DO THIS =
Below are some records; repeat them all exactly, minus the pictures.

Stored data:
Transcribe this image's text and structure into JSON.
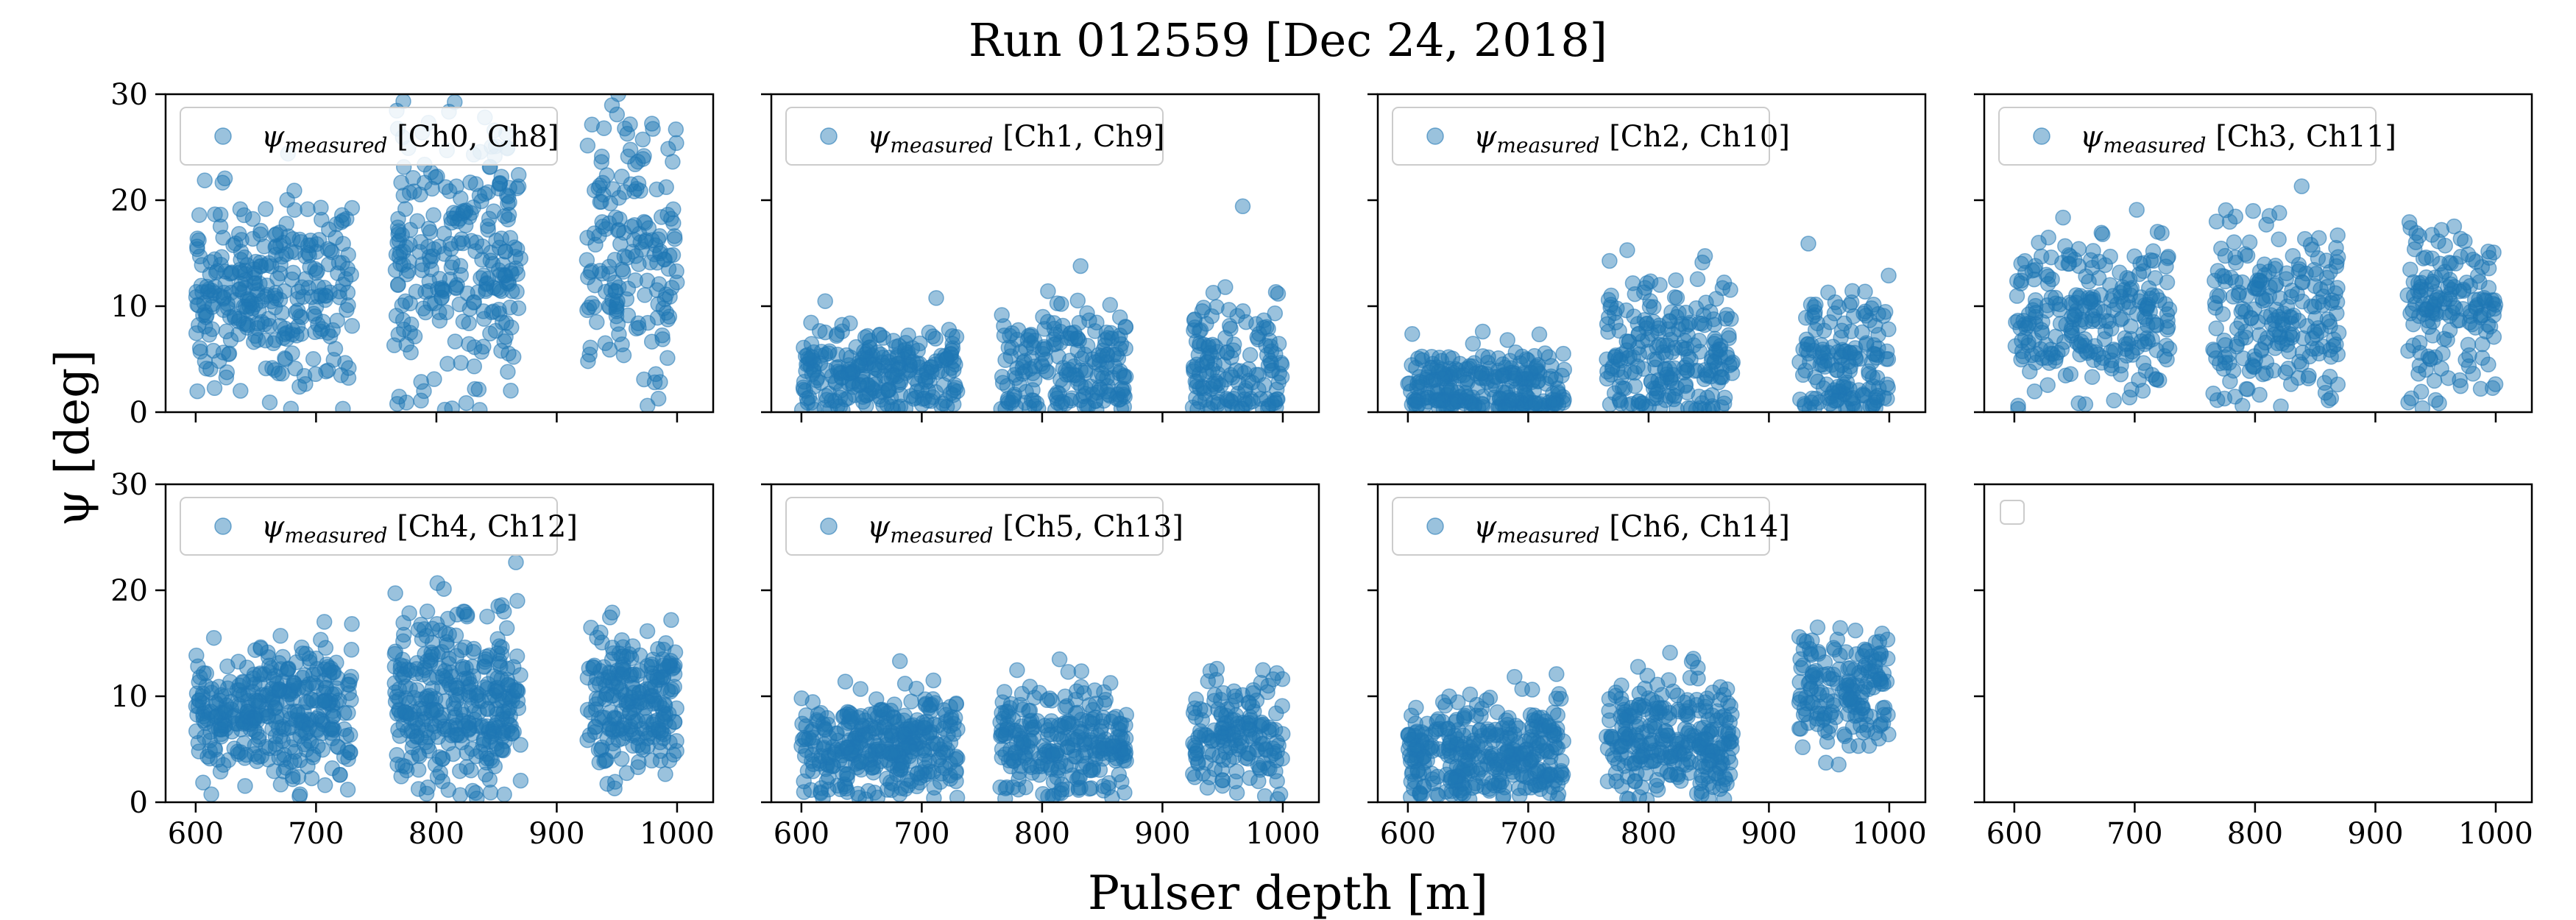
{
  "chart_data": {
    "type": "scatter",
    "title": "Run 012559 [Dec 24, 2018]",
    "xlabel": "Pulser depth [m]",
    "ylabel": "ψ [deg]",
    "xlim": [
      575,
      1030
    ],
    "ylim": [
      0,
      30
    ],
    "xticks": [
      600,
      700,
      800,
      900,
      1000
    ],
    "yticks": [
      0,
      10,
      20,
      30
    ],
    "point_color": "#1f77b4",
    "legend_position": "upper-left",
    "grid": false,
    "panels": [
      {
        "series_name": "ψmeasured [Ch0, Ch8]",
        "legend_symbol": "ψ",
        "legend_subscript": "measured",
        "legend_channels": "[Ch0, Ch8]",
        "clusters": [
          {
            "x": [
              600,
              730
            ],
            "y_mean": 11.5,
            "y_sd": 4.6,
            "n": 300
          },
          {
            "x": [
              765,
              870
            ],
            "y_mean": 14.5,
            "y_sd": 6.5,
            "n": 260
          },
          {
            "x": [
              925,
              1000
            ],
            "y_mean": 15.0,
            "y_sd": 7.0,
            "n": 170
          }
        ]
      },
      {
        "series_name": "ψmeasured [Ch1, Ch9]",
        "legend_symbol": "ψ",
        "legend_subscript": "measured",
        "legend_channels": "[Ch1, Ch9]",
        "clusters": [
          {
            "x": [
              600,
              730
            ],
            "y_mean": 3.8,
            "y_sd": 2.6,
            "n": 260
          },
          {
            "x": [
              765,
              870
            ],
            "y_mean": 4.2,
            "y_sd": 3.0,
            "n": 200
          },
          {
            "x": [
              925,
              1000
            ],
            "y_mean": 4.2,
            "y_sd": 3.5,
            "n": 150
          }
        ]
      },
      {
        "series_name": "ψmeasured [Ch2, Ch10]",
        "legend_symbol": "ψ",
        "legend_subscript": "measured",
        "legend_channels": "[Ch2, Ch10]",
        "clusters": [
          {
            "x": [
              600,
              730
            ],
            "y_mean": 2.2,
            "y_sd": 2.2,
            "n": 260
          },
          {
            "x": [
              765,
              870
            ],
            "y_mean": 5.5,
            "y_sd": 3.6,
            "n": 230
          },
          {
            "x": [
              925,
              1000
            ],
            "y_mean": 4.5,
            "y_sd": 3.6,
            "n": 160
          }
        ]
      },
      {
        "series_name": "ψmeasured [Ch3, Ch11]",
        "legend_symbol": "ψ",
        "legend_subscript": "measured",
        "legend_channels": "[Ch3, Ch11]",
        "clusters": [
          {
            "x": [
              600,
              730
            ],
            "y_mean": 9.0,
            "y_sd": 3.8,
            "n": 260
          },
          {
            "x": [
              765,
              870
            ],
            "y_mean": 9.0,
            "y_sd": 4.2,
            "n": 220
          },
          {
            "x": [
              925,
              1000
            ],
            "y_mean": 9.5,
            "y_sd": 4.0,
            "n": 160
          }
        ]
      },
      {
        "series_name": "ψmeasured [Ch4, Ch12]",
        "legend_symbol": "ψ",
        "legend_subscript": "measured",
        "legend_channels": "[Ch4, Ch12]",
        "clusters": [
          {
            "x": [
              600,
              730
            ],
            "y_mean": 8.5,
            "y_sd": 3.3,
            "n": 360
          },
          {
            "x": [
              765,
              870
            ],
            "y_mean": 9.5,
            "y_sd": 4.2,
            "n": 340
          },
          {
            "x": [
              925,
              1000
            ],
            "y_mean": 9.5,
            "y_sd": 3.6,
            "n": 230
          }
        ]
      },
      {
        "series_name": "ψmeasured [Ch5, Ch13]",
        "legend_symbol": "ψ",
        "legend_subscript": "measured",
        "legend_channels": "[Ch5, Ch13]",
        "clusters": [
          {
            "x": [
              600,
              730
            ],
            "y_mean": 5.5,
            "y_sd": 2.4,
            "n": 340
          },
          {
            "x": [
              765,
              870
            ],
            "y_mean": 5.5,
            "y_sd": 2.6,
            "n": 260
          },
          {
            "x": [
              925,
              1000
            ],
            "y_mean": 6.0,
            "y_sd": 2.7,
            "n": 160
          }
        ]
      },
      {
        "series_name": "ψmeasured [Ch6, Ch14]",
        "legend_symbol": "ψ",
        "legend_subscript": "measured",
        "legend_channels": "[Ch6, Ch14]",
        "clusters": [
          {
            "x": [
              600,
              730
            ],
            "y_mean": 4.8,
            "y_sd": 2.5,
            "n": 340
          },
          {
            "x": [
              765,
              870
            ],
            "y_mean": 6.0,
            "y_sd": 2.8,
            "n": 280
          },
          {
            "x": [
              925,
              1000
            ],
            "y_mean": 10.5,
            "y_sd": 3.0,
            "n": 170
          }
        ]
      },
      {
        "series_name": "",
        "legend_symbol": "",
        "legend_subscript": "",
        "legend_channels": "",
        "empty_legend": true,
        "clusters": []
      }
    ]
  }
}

TASK SOLUTION =
Transcribe this image's text and structure into JSON.
{
  "chart_data": {
    "type": "scatter",
    "title": "Run 012559 [Dec 24, 2018]",
    "xlabel": "Pulser depth [m]",
    "ylabel": "ψ [deg]",
    "xlim": [
      575,
      1030
    ],
    "ylim": [
      0,
      30
    ],
    "xticks": [
      600,
      700,
      800,
      900,
      1000
    ],
    "yticks": [
      0,
      10,
      20,
      30
    ],
    "point_color": "#1f77b4",
    "legend_position": "upper-left",
    "grid": false,
    "panels": [
      {
        "series_name": "ψmeasured [Ch0, Ch8]",
        "legend_symbol": "ψ",
        "legend_subscript": "measured",
        "legend_channels": "[Ch0, Ch8]",
        "clusters": [
          {
            "x": [
              600,
              730
            ],
            "y_mean": 11.5,
            "y_sd": 4.6,
            "n": 300
          },
          {
            "x": [
              765,
              870
            ],
            "y_mean": 14.5,
            "y_sd": 6.5,
            "n": 260
          },
          {
            "x": [
              925,
              1000
            ],
            "y_mean": 15.0,
            "y_sd": 7.0,
            "n": 170
          }
        ]
      },
      {
        "series_name": "ψmeasured [Ch1, Ch9]",
        "legend_symbol": "ψ",
        "legend_subscript": "measured",
        "legend_channels": "[Ch1, Ch9]",
        "clusters": [
          {
            "x": [
              600,
              730
            ],
            "y_mean": 3.8,
            "y_sd": 2.6,
            "n": 260
          },
          {
            "x": [
              765,
              870
            ],
            "y_mean": 4.2,
            "y_sd": 3.0,
            "n": 200
          },
          {
            "x": [
              925,
              1000
            ],
            "y_mean": 4.2,
            "y_sd": 3.5,
            "n": 150
          }
        ]
      },
      {
        "series_name": "ψmeasured [Ch2, Ch10]",
        "legend_symbol": "ψ",
        "legend_subscript": "measured",
        "legend_channels": "[Ch2, Ch10]",
        "clusters": [
          {
            "x": [
              600,
              730
            ],
            "y_mean": 2.2,
            "y_sd": 2.2,
            "n": 260
          },
          {
            "x": [
              765,
              870
            ],
            "y_mean": 5.5,
            "y_sd": 3.6,
            "n": 230
          },
          {
            "x": [
              925,
              1000
            ],
            "y_mean": 4.5,
            "y_sd": 3.6,
            "n": 160
          }
        ]
      },
      {
        "series_name": "ψmeasured [Ch3, Ch11]",
        "legend_symbol": "ψ",
        "legend_subscript": "measured",
        "legend_channels": "[Ch3, Ch11]",
        "clusters": [
          {
            "x": [
              600,
              730
            ],
            "y_mean": 9.0,
            "y_sd": 3.8,
            "n": 260
          },
          {
            "x": [
              765,
              870
            ],
            "y_mean": 9.0,
            "y_sd": 4.2,
            "n": 220
          },
          {
            "x": [
              925,
              1000
            ],
            "y_mean": 9.5,
            "y_sd": 4.0,
            "n": 160
          }
        ]
      },
      {
        "series_name": "ψmeasured [Ch4, Ch12]",
        "legend_symbol": "ψ",
        "legend_subscript": "measured",
        "legend_channels": "[Ch4, Ch12]",
        "clusters": [
          {
            "x": [
              600,
              730
            ],
            "y_mean": 8.5,
            "y_sd": 3.3,
            "n": 360
          },
          {
            "x": [
              765,
              870
            ],
            "y_mean": 9.5,
            "y_sd": 4.2,
            "n": 340
          },
          {
            "x": [
              925,
              1000
            ],
            "y_mean": 9.5,
            "y_sd": 3.6,
            "n": 230
          }
        ]
      },
      {
        "series_name": "ψmeasured [Ch5, Ch13]",
        "legend_symbol": "ψ",
        "legend_subscript": "measured",
        "legend_channels": "[Ch5, Ch13]",
        "clusters": [
          {
            "x": [
              600,
              730
            ],
            "y_mean": 5.5,
            "y_sd": 2.4,
            "n": 340
          },
          {
            "x": [
              765,
              870
            ],
            "y_mean": 5.5,
            "y_sd": 2.6,
            "n": 260
          },
          {
            "x": [
              925,
              1000
            ],
            "y_mean": 6.0,
            "y_sd": 2.7,
            "n": 160
          }
        ]
      },
      {
        "series_name": "ψmeasured [Ch6, Ch14]",
        "legend_symbol": "ψ",
        "legend_subscript": "measured",
        "legend_channels": "[Ch6, Ch14]",
        "clusters": [
          {
            "x": [
              600,
              730
            ],
            "y_mean": 4.8,
            "y_sd": 2.5,
            "n": 340
          },
          {
            "x": [
              765,
              870
            ],
            "y_mean": 6.0,
            "y_sd": 2.8,
            "n": 280
          },
          {
            "x": [
              925,
              1000
            ],
            "y_mean": 10.5,
            "y_sd": 3.0,
            "n": 170
          }
        ]
      },
      {
        "series_name": "",
        "legend_symbol": "",
        "legend_subscript": "",
        "legend_channels": "",
        "empty_legend": true,
        "clusters": []
      }
    ]
  }
}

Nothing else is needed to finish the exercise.